(Beginning of Provided records)

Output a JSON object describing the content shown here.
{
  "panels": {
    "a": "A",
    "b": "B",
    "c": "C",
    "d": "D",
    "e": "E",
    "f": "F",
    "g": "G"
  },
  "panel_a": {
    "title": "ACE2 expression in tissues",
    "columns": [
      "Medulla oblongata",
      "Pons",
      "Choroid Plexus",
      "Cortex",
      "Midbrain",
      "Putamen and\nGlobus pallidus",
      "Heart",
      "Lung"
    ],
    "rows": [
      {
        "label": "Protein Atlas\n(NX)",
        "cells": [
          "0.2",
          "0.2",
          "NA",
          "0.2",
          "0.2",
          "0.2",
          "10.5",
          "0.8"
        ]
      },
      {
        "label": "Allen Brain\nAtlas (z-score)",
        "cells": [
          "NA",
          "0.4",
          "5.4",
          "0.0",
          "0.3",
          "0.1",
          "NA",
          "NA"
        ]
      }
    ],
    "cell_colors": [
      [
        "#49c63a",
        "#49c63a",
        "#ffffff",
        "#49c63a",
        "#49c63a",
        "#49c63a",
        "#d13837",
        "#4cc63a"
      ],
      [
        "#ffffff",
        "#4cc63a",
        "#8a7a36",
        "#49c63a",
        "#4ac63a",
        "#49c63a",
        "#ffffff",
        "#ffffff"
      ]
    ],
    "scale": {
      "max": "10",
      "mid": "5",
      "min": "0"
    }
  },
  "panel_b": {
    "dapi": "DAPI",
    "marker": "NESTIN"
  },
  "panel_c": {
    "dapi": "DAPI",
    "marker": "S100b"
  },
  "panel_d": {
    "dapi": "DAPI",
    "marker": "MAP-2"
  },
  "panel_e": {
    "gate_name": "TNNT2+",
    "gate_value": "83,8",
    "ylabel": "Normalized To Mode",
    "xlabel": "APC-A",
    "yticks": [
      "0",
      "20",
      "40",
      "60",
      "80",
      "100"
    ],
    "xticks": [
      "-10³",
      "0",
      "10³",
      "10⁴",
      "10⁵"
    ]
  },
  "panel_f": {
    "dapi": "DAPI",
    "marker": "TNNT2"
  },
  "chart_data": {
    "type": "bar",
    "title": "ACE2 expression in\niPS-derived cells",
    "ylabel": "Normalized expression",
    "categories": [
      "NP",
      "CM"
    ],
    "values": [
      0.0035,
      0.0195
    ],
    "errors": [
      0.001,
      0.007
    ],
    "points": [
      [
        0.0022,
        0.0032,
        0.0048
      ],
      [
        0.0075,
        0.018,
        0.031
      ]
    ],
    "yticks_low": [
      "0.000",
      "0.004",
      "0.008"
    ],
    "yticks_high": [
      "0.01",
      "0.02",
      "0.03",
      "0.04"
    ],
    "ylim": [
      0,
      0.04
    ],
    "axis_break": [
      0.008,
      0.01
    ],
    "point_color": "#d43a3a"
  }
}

(End of Provided records)

# Directions for this task
Each line above should be reproduced exactly, with nothing omitted.

# Answer
Output a JSON object describing the content shown here.
{
  "panels": {
    "a": "A",
    "b": "B",
    "c": "C",
    "d": "D",
    "e": "E",
    "f": "F",
    "g": "G"
  },
  "panel_a": {
    "title": "ACE2 expression in tissues",
    "columns": [
      "Medulla oblongata",
      "Pons",
      "Choroid Plexus",
      "Cortex",
      "Midbrain",
      "Putamen and\nGlobus pallidus",
      "Heart",
      "Lung"
    ],
    "rows": [
      {
        "label": "Protein Atlas\n(NX)",
        "cells": [
          "0.2",
          "0.2",
          "NA",
          "0.2",
          "0.2",
          "0.2",
          "10.5",
          "0.8"
        ]
      },
      {
        "label": "Allen Brain\nAtlas (z-score)",
        "cells": [
          "NA",
          "0.4",
          "5.4",
          "0.0",
          "0.3",
          "0.1",
          "NA",
          "NA"
        ]
      }
    ],
    "cell_colors": [
      [
        "#49c63a",
        "#49c63a",
        "#ffffff",
        "#49c63a",
        "#49c63a",
        "#49c63a",
        "#d13837",
        "#4cc63a"
      ],
      [
        "#ffffff",
        "#4cc63a",
        "#8a7a36",
        "#49c63a",
        "#4ac63a",
        "#49c63a",
        "#ffffff",
        "#ffffff"
      ]
    ],
    "scale": {
      "max": "10",
      "mid": "5",
      "min": "0"
    }
  },
  "panel_b": {
    "dapi": "DAPI",
    "marker": "NESTIN"
  },
  "panel_c": {
    "dapi": "DAPI",
    "marker": "S100b"
  },
  "panel_d": {
    "dapi": "DAPI",
    "marker": "MAP-2"
  },
  "panel_e": {
    "gate_name": "TNNT2+",
    "gate_value": "83,8",
    "ylabel": "Normalized To Mode",
    "xlabel": "APC-A",
    "yticks": [
      "0",
      "20",
      "40",
      "60",
      "80",
      "100"
    ],
    "xticks": [
      "-10³",
      "0",
      "10³",
      "10⁴",
      "10⁵"
    ]
  },
  "panel_f": {
    "dapi": "DAPI",
    "marker": "TNNT2"
  },
  "chart_data": {
    "type": "bar",
    "title": "ACE2 expression in\niPS-derived cells",
    "ylabel": "Normalized expression",
    "categories": [
      "NP",
      "CM"
    ],
    "values": [
      0.0035,
      0.0195
    ],
    "errors": [
      0.001,
      0.007
    ],
    "points": [
      [
        0.0022,
        0.0032,
        0.0048
      ],
      [
        0.0075,
        0.018,
        0.031
      ]
    ],
    "yticks_low": [
      "0.000",
      "0.004",
      "0.008"
    ],
    "yticks_high": [
      "0.01",
      "0.02",
      "0.03",
      "0.04"
    ],
    "ylim": [
      0,
      0.04
    ],
    "axis_break": [
      0.008,
      0.01
    ],
    "point_color": "#d43a3a"
  }
}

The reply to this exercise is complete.